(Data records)
■ ■ ■ ■ ■ ■ ■

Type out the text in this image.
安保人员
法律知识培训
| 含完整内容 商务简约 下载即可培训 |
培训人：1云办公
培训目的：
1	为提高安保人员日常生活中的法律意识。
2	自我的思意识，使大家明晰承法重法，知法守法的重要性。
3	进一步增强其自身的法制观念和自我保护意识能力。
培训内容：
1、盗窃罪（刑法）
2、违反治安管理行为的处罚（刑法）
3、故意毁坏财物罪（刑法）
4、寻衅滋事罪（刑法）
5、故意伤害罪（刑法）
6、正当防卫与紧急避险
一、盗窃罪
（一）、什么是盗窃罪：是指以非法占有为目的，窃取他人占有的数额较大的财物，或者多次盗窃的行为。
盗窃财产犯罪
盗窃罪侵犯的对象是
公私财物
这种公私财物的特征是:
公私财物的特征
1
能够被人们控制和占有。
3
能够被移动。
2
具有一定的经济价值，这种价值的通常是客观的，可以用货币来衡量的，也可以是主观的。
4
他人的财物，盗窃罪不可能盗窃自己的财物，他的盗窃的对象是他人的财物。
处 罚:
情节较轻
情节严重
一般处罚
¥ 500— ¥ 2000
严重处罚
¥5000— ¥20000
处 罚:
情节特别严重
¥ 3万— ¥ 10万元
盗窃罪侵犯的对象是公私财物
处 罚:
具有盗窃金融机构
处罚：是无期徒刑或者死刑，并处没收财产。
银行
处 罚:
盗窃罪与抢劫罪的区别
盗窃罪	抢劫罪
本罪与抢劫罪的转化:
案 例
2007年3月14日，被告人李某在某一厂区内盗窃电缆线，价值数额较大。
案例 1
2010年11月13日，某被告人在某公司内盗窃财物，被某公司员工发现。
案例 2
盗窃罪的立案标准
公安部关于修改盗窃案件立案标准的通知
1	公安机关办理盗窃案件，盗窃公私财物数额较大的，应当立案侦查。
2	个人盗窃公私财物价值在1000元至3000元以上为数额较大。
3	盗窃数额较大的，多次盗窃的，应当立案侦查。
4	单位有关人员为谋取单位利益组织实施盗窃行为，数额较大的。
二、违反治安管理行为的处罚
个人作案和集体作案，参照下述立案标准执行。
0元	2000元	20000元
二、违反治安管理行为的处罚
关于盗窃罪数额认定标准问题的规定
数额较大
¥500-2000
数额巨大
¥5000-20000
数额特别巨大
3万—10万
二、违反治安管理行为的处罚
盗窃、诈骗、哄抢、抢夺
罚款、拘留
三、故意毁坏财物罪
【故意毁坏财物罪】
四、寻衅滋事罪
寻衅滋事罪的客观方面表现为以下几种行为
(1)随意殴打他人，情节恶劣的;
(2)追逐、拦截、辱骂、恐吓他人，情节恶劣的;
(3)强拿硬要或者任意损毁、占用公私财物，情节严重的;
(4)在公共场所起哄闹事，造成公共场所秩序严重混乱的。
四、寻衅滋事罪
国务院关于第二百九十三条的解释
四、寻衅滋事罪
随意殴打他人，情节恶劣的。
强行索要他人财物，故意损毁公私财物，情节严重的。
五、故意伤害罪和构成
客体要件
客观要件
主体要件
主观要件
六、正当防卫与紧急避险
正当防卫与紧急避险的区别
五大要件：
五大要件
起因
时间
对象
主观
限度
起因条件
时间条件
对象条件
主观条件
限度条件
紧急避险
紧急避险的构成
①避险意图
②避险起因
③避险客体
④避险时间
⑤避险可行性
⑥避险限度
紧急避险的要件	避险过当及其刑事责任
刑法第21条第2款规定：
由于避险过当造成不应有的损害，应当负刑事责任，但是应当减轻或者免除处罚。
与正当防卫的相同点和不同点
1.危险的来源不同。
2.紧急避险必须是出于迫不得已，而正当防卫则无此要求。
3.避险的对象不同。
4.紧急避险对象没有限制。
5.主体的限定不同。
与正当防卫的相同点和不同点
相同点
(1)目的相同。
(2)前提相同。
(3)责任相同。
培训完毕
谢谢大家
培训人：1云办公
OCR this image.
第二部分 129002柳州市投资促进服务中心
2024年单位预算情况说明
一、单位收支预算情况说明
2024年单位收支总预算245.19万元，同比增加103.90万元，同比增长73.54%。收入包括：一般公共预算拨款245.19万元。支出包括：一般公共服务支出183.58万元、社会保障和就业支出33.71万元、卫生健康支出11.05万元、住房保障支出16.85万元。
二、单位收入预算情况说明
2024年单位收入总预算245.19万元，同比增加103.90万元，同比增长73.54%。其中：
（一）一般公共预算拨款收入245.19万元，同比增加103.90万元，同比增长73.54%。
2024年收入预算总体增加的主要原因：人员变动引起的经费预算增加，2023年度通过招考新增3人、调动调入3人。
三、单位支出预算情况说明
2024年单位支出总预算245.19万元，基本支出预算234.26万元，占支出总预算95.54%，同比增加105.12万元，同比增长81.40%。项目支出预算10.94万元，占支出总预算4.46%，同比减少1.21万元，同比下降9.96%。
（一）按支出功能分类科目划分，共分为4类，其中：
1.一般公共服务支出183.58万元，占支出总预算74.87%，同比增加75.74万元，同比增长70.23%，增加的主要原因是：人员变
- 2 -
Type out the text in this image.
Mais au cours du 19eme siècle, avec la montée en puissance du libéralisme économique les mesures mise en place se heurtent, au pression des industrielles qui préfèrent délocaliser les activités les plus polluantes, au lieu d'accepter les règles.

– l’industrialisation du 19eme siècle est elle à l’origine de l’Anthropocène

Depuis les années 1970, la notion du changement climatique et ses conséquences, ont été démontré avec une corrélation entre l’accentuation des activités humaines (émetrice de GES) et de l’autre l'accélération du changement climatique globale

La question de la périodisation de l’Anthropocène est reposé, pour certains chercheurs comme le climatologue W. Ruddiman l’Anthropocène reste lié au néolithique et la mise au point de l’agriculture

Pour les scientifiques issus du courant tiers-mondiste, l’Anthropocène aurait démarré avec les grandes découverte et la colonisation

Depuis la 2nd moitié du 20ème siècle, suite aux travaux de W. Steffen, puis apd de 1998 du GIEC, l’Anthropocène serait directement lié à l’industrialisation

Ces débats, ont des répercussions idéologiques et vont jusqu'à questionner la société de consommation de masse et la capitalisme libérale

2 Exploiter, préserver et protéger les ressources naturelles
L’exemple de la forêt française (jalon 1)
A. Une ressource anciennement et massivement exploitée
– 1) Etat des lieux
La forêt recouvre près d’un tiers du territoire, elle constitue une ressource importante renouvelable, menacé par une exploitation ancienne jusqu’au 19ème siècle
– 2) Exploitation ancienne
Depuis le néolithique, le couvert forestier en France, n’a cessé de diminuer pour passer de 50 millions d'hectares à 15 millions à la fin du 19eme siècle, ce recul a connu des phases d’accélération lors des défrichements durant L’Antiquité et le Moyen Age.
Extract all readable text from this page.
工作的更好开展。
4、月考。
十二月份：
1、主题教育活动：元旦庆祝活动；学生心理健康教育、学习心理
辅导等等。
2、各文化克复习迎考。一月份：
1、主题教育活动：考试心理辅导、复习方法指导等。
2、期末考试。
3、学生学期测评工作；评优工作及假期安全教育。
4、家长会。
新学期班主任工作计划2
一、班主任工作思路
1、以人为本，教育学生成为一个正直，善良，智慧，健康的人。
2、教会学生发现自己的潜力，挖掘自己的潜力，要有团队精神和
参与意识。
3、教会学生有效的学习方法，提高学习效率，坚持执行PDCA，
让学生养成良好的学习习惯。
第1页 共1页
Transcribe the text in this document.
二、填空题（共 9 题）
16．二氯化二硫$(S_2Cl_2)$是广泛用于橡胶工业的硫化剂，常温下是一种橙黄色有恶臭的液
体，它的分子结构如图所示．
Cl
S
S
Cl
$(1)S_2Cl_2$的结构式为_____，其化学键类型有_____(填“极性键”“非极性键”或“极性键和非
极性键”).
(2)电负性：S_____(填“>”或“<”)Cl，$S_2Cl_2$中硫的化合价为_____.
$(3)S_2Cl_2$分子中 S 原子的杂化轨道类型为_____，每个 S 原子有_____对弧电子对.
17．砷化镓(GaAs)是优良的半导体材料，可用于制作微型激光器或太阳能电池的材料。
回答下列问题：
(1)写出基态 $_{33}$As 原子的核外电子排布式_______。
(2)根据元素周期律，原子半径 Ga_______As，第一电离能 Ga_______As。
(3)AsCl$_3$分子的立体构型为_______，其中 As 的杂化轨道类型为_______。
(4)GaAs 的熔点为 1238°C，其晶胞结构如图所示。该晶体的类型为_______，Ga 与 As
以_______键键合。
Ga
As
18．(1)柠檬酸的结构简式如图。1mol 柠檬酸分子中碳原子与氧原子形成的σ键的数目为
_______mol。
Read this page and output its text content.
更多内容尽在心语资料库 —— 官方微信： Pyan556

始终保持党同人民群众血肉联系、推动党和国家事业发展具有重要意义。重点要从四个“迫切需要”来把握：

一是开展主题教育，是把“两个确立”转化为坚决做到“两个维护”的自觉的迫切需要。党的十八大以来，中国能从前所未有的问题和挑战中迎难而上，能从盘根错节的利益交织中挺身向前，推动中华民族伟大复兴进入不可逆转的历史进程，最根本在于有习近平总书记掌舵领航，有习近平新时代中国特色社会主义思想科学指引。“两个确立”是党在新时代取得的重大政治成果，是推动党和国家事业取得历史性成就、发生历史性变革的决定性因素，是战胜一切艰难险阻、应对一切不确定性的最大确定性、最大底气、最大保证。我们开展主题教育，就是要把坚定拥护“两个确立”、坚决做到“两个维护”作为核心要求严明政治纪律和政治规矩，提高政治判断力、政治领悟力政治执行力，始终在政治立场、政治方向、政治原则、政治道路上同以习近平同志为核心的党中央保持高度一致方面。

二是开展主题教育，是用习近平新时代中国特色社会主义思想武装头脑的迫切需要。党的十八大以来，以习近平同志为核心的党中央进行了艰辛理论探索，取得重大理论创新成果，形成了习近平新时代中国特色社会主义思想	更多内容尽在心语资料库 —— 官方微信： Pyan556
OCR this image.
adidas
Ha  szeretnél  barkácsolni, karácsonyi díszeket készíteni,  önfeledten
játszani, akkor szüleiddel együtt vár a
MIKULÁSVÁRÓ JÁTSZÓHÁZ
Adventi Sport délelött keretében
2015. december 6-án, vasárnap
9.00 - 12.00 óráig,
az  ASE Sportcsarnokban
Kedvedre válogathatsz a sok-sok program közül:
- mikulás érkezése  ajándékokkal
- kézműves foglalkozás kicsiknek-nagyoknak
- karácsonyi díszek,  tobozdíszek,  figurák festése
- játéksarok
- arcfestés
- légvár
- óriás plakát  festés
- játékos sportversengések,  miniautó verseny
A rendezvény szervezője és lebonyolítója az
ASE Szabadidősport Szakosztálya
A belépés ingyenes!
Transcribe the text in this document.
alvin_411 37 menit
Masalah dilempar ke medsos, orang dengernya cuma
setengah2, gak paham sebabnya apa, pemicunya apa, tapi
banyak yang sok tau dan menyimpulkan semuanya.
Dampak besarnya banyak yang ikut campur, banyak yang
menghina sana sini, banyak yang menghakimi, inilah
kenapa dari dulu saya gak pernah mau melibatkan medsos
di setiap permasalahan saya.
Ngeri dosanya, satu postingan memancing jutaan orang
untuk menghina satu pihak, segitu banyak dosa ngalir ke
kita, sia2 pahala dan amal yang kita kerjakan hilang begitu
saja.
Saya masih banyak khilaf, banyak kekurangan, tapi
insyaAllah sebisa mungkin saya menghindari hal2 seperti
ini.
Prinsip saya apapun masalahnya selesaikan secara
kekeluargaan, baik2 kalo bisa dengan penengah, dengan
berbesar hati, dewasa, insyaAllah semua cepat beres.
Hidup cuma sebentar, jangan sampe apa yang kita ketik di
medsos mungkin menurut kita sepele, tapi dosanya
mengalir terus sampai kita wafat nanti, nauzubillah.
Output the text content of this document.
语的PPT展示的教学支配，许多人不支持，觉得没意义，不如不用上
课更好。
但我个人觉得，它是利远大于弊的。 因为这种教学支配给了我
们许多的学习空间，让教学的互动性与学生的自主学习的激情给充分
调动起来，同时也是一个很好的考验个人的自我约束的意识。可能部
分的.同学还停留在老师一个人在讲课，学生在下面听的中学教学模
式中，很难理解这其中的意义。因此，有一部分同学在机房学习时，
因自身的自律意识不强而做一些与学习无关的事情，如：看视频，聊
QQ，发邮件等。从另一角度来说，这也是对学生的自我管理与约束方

■ ■ ■ ■ ■ ■ ■

#### What you have to do:
Look for "主题教育活动" and pull out every line that has it.

#### Task output:
1、主题教育活动：元旦庆祝活动；学生心理健康教育、学习心理
1、主题教育活动：考试心理辅导、复习方法指导等。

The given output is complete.